TASK OBJECTIVE ::
Please transcribe the data below exactly. Leave the pictures out.

Begin ENTRIES PROVIDED

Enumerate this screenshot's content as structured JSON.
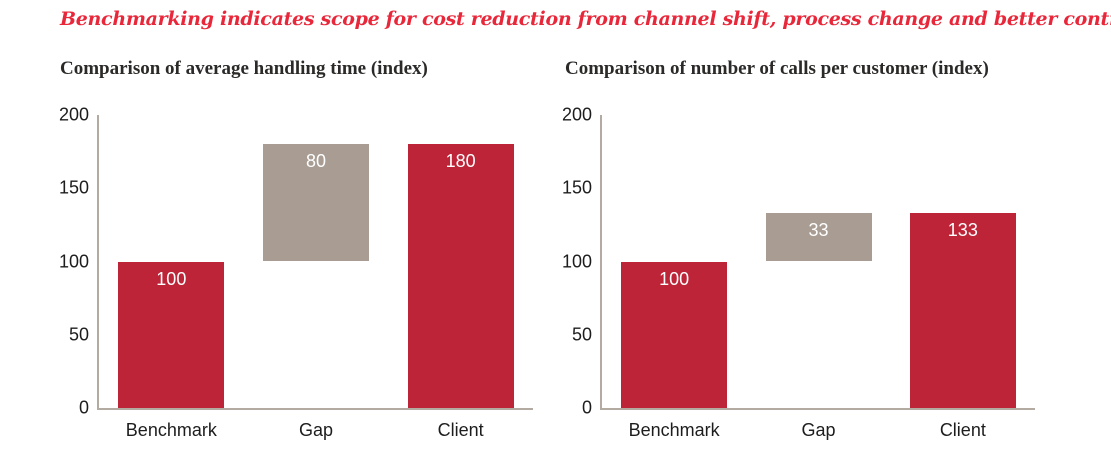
{
  "title": "Benchmarking indicates scope for cost reduction from channel shift, process change and better control of AHT",
  "colors": {
    "title_red": "#e8283a",
    "bar_red": "#be2438",
    "bar_gray": "#a89c93",
    "axis_line": "#b3aaa2",
    "tick_text": "#1d1d1d",
    "bar_label_text": "#ffffff"
  },
  "chart_data": [
    {
      "type": "bar",
      "title": "Comparison of average handling time (index)",
      "categories": [
        "Benchmark",
        "Gap",
        "Client"
      ],
      "series": [
        {
          "name": "Average handling time index",
          "values": [
            100,
            80,
            180
          ]
        }
      ],
      "bars": [
        {
          "label": "Benchmark",
          "value": 100,
          "base": 0,
          "display": "100",
          "color_key": "bar_red"
        },
        {
          "label": "Gap",
          "value": 80,
          "base": 100,
          "display": "80",
          "color_key": "bar_gray"
        },
        {
          "label": "Client",
          "value": 180,
          "base": 0,
          "display": "180",
          "color_key": "bar_red"
        }
      ],
      "xlabel": "",
      "ylabel": "",
      "ylim": [
        0,
        200
      ],
      "yticks": [
        0,
        50,
        100,
        150,
        200
      ],
      "grid": "off",
      "legend": "none"
    },
    {
      "type": "bar",
      "title": "Comparison of number of calls per customer (index)",
      "categories": [
        "Benchmark",
        "Gap",
        "Client"
      ],
      "series": [
        {
          "name": "Calls per customer index",
          "values": [
            100,
            33,
            133
          ]
        }
      ],
      "bars": [
        {
          "label": "Benchmark",
          "value": 100,
          "base": 0,
          "display": "100",
          "color_key": "bar_red"
        },
        {
          "label": "Gap",
          "value": 33,
          "base": 100,
          "display": "33",
          "color_key": "bar_gray"
        },
        {
          "label": "Client",
          "value": 133,
          "base": 0,
          "display": "133",
          "color_key": "bar_red"
        }
      ],
      "xlabel": "",
      "ylabel": "",
      "ylim": [
        0,
        200
      ],
      "yticks": [
        0,
        50,
        100,
        150,
        200
      ],
      "grid": "off",
      "legend": "none"
    }
  ]
}
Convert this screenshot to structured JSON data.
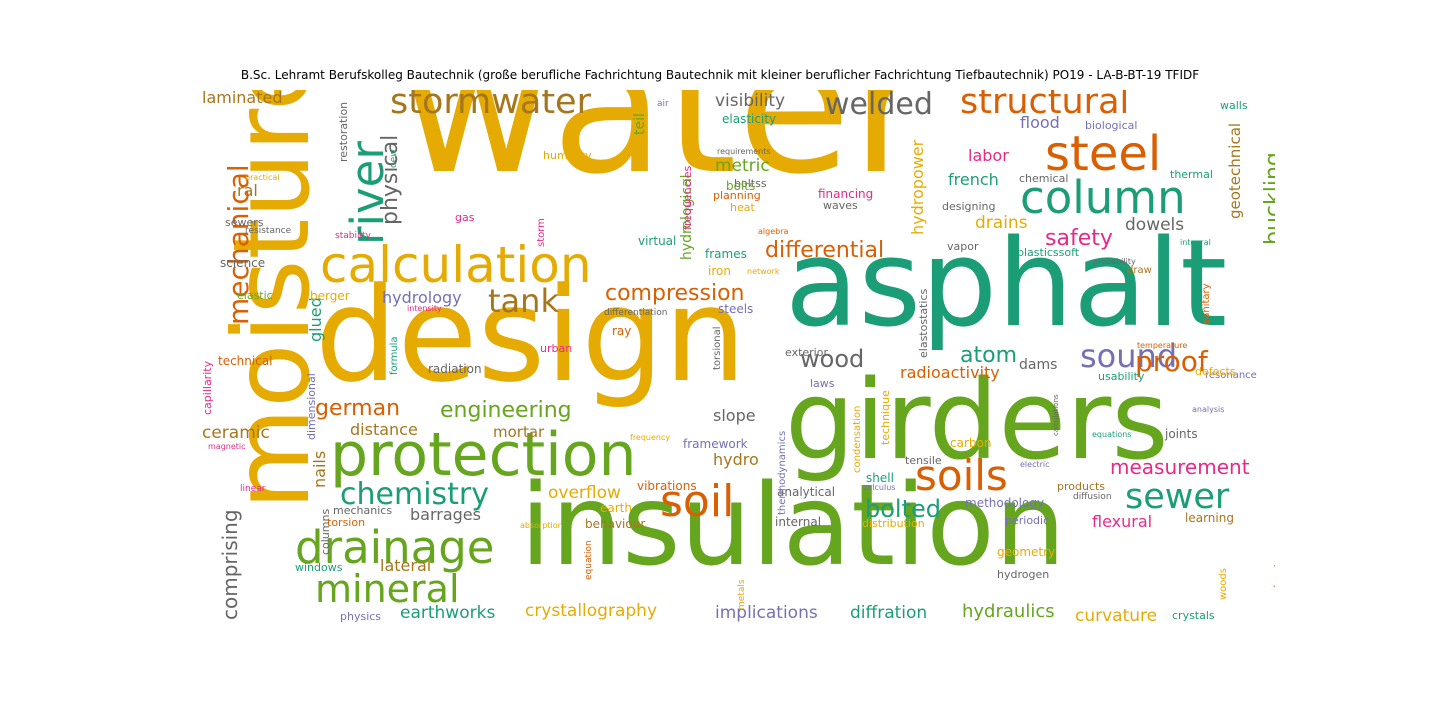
{
  "title": "B.Sc. Lehramt Berufskolleg Bautechnik (große berufliche Fachrichtung Bautechnik mit kleiner beruflicher Fachrichtung Tiefbautechnik)  PO19 - LA-B-BT-19 TFIDF",
  "palette": {
    "orange": "#e6ab02",
    "green": "#66a61e",
    "teal": "#1b9e77",
    "darkorange": "#d95f02",
    "purple": "#7570b3",
    "pink": "#e7298a",
    "brown": "#a6761d",
    "gray": "#666666"
  },
  "words": [
    "water",
    "asphalt",
    "design",
    "girders",
    "insulation",
    "moisture",
    "calculation",
    "protection",
    "steel",
    "column",
    "soils",
    "soil",
    "drainage",
    "stormwater",
    "structural",
    "welded",
    "river",
    "tank",
    "mineral",
    "chemistry",
    "sewer",
    "sound",
    "proof",
    "mechanical",
    "compression",
    "differential",
    "engineering",
    "german",
    "bolted",
    "safety",
    "atom",
    "wood",
    "physical",
    "buckling",
    "hydrology",
    "measurement",
    "crystallography",
    "hydraulics",
    "earthworks",
    "implications",
    "diffration",
    "curvature",
    "comprising",
    "overflow",
    "laminated",
    "visibility",
    "flood",
    "labor",
    "french",
    "drains",
    "dowels",
    "hydropower",
    "metric",
    "radioactivity",
    "ceramic",
    "distance",
    "mortar",
    "slope",
    "hydro",
    "barrages",
    "flexural",
    "lateral",
    "nails",
    "glued",
    "science",
    "elastic",
    "berger",
    "technical",
    "ral",
    "sewers",
    "resistance",
    "stability",
    "gas",
    "storm",
    "humidity",
    "planning",
    "heat",
    "financing",
    "waves",
    "virtual",
    "frames",
    "iron",
    "network",
    "steels",
    "differentiation",
    "intensity",
    "ray",
    "urban",
    "radiation",
    "formula",
    "dimensional",
    "capillarity",
    "magnetic",
    "linear",
    "columns",
    "mechanics",
    "torsion",
    "windows",
    "physics",
    "absorption",
    "equation",
    "metals",
    "behaviour",
    "earth",
    "vibrations",
    "analytical",
    "internal",
    "thermodynamics",
    "condensation",
    "technique",
    "tensile",
    "carbon",
    "shell",
    "calculus",
    "electric",
    "products",
    "diffusion",
    "methodology",
    "periodic",
    "learning",
    "geometry",
    "hydrogen",
    "distribution",
    "woods",
    "groundwater",
    "crystals",
    "joints",
    "equations",
    "analysis",
    "calculations",
    "usability",
    "resonance",
    "defects",
    "temperature",
    "sanitary",
    "plasticssoft",
    "probability",
    "draw",
    "vapor",
    "integral",
    "thermal",
    "chemical",
    "designing",
    "biological",
    "walls",
    "elasticity",
    "requirements",
    "boltss",
    "algebra",
    "dew",
    "restoration",
    "practical",
    "teil",
    "hydrological",
    "frequencies",
    "geotechnical",
    "constituents",
    "exterior",
    "laws",
    "dams",
    "elastostatics",
    "torsional",
    "framework",
    "frequency",
    "air",
    "bolts"
  ]
}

End ENTRIES PROVIDED

EXPECTED OUTPUT ::
Enumerate this screenshot's content as structured JSON.
{
  "title": "Benchmarking indicates scope for cost reduction from channel shift, process change and better control of AHT",
  "colors": {
    "title_red": "#e8283a",
    "bar_red": "#be2438",
    "bar_gray": "#a89c93",
    "axis_line": "#b3aaa2",
    "tick_text": "#1d1d1d",
    "bar_label_text": "#ffffff"
  },
  "chart_data": [
    {
      "type": "bar",
      "title": "Comparison of average handling time (index)",
      "categories": [
        "Benchmark",
        "Gap",
        "Client"
      ],
      "series": [
        {
          "name": "Average handling time index",
          "values": [
            100,
            80,
            180
          ]
        }
      ],
      "bars": [
        {
          "label": "Benchmark",
          "value": 100,
          "base": 0,
          "display": "100",
          "color_key": "bar_red"
        },
        {
          "label": "Gap",
          "value": 80,
          "base": 100,
          "display": "80",
          "color_key": "bar_gray"
        },
        {
          "label": "Client",
          "value": 180,
          "base": 0,
          "display": "180",
          "color_key": "bar_red"
        }
      ],
      "xlabel": "",
      "ylabel": "",
      "ylim": [
        0,
        200
      ],
      "yticks": [
        0,
        50,
        100,
        150,
        200
      ],
      "grid": "off",
      "legend": "none"
    },
    {
      "type": "bar",
      "title": "Comparison of number of calls per customer (index)",
      "categories": [
        "Benchmark",
        "Gap",
        "Client"
      ],
      "series": [
        {
          "name": "Calls per customer index",
          "values": [
            100,
            33,
            133
          ]
        }
      ],
      "bars": [
        {
          "label": "Benchmark",
          "value": 100,
          "base": 0,
          "display": "100",
          "color_key": "bar_red"
        },
        {
          "label": "Gap",
          "value": 33,
          "base": 100,
          "display": "33",
          "color_key": "bar_gray"
        },
        {
          "label": "Client",
          "value": 133,
          "base": 0,
          "display": "133",
          "color_key": "bar_red"
        }
      ],
      "xlabel": "",
      "ylabel": "",
      "ylim": [
        0,
        200
      ],
      "yticks": [
        0,
        50,
        100,
        150,
        200
      ],
      "grid": "off",
      "legend": "none"
    }
  ]
}
Convert this screenshot to structured JSON data.
{
  "title": "B.Sc. Lehramt Berufskolleg Bautechnik (große berufliche Fachrichtung Bautechnik mit kleiner beruflicher Fachrichtung Tiefbautechnik)  PO19 - LA-B-BT-19 TFIDF",
  "palette": {
    "orange": "#e6ab02",
    "green": "#66a61e",
    "teal": "#1b9e77",
    "darkorange": "#d95f02",
    "purple": "#7570b3",
    "pink": "#e7298a",
    "brown": "#a6761d",
    "gray": "#666666"
  },
  "words": [
    "water",
    "asphalt",
    "design",
    "girders",
    "insulation",
    "moisture",
    "calculation",
    "protection",
    "steel",
    "column",
    "soils",
    "soil",
    "drainage",
    "stormwater",
    "structural",
    "welded",
    "river",
    "tank",
    "mineral",
    "chemistry",
    "sewer",
    "sound",
    "proof",
    "mechanical",
    "compression",
    "differential",
    "engineering",
    "german",
    "bolted",
    "safety",
    "atom",
    "wood",
    "physical",
    "buckling",
    "hydrology",
    "measurement",
    "crystallography",
    "hydraulics",
    "earthworks",
    "implications",
    "diffration",
    "curvature",
    "comprising",
    "overflow",
    "laminated",
    "visibility",
    "flood",
    "labor",
    "french",
    "drains",
    "dowels",
    "hydropower",
    "metric",
    "radioactivity",
    "ceramic",
    "distance",
    "mortar",
    "slope",
    "hydro",
    "barrages",
    "flexural",
    "lateral",
    "nails",
    "glued",
    "science",
    "elastic",
    "berger",
    "technical",
    "ral",
    "sewers",
    "resistance",
    "stability",
    "gas",
    "storm",
    "humidity",
    "planning",
    "heat",
    "financing",
    "waves",
    "virtual",
    "frames",
    "iron",
    "network",
    "steels",
    "differentiation",
    "intensity",
    "ray",
    "urban",
    "radiation",
    "formula",
    "dimensional",
    "capillarity",
    "magnetic",
    "linear",
    "columns",
    "mechanics",
    "torsion",
    "windows",
    "physics",
    "absorption",
    "equation",
    "metals",
    "behaviour",
    "earth",
    "vibrations",
    "analytical",
    "internal",
    "thermodynamics",
    "condensation",
    "technique",
    "tensile",
    "carbon",
    "shell",
    "calculus",
    "electric",
    "products",
    "diffusion",
    "methodology",
    "periodic",
    "learning",
    "geometry",
    "hydrogen",
    "distribution",
    "woods",
    "groundwater",
    "crystals",
    "joints",
    "equations",
    "analysis",
    "calculations",
    "usability",
    "resonance",
    "defects",
    "temperature",
    "sanitary",
    "plasticssoft",
    "probability",
    "draw",
    "vapor",
    "integral",
    "thermal",
    "chemical",
    "designing",
    "biological",
    "walls",
    "elasticity",
    "requirements",
    "boltss",
    "algebra",
    "dew",
    "restoration",
    "practical",
    "teil",
    "hydrological",
    "frequencies",
    "geotechnical",
    "constituents",
    "exterior",
    "laws",
    "dams",
    "elastostatics",
    "torsional",
    "framework",
    "frequency",
    "air",
    "bolts"
  ]
}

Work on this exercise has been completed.